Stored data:
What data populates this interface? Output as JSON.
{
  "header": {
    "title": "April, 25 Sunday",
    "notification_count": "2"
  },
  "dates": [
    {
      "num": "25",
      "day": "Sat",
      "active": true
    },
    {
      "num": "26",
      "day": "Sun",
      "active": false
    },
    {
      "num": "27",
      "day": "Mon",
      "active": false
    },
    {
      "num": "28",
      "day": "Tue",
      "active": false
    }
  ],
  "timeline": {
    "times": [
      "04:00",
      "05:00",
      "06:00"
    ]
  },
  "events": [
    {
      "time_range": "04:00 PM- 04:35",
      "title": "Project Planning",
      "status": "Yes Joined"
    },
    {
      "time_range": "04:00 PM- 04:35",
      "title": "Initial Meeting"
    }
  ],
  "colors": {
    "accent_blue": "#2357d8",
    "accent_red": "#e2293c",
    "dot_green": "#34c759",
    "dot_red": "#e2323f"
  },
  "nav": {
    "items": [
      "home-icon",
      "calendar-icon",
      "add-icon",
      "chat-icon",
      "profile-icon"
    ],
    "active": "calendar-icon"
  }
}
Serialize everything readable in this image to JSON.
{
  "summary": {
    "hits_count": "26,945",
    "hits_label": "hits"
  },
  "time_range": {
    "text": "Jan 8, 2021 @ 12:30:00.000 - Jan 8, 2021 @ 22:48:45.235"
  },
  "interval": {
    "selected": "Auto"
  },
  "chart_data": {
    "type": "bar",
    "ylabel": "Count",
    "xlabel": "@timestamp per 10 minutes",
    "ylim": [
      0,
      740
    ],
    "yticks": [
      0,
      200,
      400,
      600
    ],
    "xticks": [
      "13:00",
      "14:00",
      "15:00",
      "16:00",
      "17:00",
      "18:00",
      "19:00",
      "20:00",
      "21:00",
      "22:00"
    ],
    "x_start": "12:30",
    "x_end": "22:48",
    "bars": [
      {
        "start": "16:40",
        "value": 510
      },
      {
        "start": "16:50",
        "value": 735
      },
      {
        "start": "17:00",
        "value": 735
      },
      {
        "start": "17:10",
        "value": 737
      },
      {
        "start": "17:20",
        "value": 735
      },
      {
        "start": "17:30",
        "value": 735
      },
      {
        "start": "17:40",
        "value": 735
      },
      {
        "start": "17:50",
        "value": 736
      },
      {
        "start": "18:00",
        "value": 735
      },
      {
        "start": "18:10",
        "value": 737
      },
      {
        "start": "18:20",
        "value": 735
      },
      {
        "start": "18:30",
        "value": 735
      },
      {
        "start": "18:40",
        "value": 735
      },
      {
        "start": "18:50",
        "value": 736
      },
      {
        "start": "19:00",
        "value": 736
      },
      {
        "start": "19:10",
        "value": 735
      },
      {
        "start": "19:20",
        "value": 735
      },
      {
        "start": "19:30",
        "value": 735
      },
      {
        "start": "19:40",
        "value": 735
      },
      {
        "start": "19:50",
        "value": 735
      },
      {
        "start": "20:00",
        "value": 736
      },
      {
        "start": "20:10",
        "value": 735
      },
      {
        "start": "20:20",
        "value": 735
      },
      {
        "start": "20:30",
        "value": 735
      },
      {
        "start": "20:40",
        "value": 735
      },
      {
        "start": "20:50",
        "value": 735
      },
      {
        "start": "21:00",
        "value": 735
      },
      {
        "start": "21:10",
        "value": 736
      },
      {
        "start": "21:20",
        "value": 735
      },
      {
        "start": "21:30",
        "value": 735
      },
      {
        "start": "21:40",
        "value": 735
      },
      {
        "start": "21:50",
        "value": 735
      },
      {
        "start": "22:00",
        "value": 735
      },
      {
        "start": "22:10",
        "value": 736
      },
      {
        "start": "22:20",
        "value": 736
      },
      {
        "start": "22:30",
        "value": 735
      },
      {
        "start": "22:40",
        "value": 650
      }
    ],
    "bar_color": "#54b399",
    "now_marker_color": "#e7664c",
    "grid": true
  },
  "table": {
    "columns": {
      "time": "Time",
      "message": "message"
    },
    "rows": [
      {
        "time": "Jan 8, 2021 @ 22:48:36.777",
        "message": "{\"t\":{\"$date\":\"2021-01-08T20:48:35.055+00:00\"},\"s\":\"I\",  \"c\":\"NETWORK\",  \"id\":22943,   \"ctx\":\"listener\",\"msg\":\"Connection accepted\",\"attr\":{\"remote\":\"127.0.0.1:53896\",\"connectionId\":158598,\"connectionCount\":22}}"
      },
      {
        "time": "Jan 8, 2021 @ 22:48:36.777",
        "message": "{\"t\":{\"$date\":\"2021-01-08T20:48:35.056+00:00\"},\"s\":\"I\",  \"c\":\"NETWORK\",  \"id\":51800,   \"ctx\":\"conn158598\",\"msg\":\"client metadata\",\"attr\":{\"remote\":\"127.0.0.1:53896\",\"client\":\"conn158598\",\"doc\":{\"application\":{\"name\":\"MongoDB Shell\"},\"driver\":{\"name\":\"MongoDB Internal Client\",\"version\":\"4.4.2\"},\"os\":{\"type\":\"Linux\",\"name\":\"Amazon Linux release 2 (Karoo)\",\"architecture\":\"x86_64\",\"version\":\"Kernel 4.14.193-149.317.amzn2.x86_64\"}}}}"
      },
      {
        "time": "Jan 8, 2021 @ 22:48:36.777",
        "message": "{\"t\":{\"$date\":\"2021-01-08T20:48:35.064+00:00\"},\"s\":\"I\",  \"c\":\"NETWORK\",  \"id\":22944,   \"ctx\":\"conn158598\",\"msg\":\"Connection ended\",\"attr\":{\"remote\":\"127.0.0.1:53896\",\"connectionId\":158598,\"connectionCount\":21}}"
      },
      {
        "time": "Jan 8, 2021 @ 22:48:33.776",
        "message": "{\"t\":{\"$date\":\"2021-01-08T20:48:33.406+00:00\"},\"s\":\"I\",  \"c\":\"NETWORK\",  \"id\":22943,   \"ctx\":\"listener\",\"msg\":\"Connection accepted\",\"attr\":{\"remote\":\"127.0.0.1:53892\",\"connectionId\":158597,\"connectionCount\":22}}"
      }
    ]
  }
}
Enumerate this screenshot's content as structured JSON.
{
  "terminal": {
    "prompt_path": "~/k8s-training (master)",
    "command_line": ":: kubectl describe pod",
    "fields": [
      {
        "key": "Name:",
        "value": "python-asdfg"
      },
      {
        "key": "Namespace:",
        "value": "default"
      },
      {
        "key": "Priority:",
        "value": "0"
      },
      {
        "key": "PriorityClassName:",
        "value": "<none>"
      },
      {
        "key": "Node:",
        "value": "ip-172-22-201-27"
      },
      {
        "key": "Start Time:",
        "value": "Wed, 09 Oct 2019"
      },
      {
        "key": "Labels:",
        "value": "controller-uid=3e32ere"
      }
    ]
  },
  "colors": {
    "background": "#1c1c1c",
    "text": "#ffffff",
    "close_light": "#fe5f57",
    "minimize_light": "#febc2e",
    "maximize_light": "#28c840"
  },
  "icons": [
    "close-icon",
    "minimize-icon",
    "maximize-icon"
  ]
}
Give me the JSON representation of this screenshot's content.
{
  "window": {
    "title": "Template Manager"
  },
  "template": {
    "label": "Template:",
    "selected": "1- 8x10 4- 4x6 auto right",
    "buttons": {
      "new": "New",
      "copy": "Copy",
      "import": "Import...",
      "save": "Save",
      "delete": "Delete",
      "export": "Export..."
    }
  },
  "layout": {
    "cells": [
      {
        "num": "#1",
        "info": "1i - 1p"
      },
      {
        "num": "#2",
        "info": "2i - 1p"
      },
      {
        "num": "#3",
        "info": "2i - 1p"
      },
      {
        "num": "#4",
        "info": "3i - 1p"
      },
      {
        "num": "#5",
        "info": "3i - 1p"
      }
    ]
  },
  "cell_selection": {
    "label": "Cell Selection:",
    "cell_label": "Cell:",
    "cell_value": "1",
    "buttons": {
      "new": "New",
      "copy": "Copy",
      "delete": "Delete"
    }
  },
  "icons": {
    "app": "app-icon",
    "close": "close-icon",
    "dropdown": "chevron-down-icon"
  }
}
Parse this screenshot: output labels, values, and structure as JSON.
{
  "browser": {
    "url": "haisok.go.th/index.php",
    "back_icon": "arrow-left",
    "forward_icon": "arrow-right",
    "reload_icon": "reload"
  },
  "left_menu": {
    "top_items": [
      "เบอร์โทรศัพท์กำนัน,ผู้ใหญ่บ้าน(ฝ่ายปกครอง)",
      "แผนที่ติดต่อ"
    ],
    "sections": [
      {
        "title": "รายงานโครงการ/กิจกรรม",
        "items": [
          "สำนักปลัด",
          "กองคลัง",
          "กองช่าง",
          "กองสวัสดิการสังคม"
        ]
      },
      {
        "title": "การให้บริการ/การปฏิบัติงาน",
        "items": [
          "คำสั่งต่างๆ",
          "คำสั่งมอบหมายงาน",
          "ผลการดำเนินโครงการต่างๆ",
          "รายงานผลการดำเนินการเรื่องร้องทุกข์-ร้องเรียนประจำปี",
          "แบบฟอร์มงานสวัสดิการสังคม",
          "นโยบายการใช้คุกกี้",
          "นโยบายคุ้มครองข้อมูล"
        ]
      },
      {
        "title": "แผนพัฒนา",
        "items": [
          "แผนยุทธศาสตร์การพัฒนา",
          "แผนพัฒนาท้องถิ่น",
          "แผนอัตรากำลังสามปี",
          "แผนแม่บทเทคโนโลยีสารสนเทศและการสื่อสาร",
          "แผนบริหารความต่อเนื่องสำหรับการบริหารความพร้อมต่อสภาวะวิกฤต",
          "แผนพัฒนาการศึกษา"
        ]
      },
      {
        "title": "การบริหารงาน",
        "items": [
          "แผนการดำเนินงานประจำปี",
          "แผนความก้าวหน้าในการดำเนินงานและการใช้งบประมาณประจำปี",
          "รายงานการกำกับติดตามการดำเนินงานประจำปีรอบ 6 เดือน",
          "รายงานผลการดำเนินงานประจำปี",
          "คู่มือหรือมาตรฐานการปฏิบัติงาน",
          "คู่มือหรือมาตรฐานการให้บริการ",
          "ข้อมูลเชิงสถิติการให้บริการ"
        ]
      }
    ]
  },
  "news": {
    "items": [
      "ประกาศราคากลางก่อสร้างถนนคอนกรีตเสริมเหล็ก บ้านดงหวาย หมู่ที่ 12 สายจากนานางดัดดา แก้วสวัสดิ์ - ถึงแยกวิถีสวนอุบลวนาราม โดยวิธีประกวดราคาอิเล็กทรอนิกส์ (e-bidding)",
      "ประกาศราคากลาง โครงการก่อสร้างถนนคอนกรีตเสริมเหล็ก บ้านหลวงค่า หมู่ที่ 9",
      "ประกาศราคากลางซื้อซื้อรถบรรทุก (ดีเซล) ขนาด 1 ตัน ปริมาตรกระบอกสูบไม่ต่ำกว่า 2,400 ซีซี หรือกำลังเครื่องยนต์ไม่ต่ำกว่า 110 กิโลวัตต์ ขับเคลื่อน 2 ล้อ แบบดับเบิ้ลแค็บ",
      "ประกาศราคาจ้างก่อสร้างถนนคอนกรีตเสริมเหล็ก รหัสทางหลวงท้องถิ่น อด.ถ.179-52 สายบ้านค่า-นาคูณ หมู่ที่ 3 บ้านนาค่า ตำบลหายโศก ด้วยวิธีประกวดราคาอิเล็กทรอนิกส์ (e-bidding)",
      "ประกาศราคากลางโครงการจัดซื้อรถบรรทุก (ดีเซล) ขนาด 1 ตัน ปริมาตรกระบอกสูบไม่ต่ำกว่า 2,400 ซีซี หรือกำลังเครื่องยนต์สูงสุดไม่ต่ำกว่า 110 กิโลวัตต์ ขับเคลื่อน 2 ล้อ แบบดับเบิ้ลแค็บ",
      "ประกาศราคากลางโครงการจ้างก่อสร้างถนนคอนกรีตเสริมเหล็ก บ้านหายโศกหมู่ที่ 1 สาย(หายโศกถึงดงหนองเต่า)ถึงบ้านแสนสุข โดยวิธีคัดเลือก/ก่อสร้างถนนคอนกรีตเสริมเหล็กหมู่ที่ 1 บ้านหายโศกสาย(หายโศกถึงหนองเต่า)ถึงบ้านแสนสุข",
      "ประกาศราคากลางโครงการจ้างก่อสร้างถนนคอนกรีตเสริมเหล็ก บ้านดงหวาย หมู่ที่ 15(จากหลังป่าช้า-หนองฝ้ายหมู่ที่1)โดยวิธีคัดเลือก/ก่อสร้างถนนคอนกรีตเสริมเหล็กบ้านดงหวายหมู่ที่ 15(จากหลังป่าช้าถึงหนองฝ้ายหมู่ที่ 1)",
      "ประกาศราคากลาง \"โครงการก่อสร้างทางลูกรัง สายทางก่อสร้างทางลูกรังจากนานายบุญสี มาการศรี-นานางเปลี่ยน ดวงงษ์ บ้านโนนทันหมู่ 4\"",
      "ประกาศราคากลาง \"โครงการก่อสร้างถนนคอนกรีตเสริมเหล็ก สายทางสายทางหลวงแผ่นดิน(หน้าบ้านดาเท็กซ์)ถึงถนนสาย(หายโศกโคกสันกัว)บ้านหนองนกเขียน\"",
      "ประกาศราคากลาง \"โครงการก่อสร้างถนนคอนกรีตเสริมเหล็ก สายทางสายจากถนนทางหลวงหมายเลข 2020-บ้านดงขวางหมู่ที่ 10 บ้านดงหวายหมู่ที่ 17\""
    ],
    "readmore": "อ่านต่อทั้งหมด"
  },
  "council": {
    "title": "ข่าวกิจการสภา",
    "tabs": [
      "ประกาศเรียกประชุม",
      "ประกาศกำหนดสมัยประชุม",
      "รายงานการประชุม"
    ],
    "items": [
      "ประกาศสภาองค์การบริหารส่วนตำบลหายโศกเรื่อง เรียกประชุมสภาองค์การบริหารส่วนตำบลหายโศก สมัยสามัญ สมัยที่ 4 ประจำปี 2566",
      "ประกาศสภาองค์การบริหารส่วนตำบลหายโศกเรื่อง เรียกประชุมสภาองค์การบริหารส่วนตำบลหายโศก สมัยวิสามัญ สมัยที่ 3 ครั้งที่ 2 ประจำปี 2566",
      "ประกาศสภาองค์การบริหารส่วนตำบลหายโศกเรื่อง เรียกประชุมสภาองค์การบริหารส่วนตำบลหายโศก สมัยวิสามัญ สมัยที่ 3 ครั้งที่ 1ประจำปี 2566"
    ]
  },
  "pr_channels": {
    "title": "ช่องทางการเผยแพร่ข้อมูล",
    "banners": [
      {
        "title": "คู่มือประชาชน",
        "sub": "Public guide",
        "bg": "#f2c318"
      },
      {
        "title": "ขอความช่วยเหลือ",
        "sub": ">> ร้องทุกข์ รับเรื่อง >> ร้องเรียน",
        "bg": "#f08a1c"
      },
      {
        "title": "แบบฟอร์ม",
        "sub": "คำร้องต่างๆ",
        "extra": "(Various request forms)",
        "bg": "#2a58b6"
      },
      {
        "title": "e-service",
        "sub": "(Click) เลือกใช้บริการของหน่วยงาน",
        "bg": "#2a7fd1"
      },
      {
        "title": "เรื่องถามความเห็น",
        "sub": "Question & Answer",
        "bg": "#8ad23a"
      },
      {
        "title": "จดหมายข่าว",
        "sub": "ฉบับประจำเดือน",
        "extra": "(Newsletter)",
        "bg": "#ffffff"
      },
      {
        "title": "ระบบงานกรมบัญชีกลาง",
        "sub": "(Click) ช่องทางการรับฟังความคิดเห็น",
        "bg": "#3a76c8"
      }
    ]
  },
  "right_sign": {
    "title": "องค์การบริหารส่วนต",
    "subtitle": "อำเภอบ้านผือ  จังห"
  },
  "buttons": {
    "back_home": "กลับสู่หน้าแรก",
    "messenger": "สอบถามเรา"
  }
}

Set problem: Return every line holding the word "านดงหวายหม" from the records.

Exercise result:
      "ประกาศราคากลางโครงการจ้างก่อสร้างถนนคอนกรีตเสริมเหล็ก บ้านดงหวาย หมู่ที่ 15(จากหลังป่าช้า-หนองฝ้ายหมู่ที่1)โดยวิธีคัดเลือก/ก่อสร้างถนนคอนกรีตเสริมเหล็กบ้านดงหวายหมู่ที่ 15(จากหลังป่าช้าถึงหนองฝ้ายหมู่ที่ 1)",
      "ประกาศราคากลาง \"โครงการก่อสร้างถนนคอนกรีตเสริมเหล็ก สายทางสายจากถนนทางหลวงหมายเลข 2020-บ้านดงขวางหมู่ที่ 10 บ้านดงหวายหมู่ที่ 17\""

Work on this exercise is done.